Are you able to retype all the records below exactly?

------------------------------------------------------------------------

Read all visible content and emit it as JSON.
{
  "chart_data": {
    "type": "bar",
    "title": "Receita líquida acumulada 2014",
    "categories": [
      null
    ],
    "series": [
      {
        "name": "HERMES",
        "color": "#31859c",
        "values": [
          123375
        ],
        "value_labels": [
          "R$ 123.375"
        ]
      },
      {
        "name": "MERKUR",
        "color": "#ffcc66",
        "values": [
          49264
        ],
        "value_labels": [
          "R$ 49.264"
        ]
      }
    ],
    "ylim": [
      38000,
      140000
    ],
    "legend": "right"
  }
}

------------------------------------------------------------------------

**Correct result**
Read all visible content and emit it as JSON.
{
  "chart_data": {
    "type": "bar",
    "title": "Receita líquida acumulada 2014",
    "categories": [
      null
    ],
    "series": [
      {
        "name": "HERMES",
        "color": "#31859c",
        "values": [
          123375
        ],
        "value_labels": [
          "R$ 123.375"
        ]
      },
      {
        "name": "MERKUR",
        "color": "#ffcc66",
        "values": [
          49264
        ],
        "value_labels": [
          "R$ 49.264"
        ]
      }
    ],
    "ylim": [
      38000,
      140000
    ],
    "legend": "right"
  }
}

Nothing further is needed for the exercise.